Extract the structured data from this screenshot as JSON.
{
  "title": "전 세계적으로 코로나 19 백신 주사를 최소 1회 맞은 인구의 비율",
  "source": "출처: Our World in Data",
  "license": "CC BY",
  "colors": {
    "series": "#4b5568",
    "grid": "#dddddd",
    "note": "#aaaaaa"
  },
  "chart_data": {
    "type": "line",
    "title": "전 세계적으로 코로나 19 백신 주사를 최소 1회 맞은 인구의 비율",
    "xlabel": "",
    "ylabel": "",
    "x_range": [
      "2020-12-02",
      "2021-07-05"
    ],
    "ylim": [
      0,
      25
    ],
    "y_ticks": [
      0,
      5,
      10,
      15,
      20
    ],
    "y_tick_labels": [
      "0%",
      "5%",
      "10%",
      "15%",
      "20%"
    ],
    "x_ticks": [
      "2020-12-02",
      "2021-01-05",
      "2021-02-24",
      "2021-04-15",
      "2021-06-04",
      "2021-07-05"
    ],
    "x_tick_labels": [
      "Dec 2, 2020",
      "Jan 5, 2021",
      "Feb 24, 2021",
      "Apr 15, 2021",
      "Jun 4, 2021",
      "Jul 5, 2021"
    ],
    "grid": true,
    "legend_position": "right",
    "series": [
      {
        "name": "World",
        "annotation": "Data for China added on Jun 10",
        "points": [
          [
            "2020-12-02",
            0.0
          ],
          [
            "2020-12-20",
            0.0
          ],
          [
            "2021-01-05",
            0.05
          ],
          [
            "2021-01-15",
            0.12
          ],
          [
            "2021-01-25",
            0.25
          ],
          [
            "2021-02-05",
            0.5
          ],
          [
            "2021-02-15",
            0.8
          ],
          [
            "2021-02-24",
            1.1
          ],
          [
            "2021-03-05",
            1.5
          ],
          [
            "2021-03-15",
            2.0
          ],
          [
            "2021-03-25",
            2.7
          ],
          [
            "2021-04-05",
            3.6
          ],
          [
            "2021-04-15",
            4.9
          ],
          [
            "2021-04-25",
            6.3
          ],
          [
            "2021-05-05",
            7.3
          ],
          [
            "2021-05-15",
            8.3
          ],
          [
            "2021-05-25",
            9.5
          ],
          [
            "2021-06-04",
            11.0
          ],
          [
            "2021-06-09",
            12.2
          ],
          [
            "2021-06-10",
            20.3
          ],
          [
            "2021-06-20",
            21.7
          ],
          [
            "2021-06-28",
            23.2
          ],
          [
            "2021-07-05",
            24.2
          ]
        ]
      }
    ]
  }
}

Do this: Only the number is wanted: how many lines of the data contain the word "title"?

Task response: 2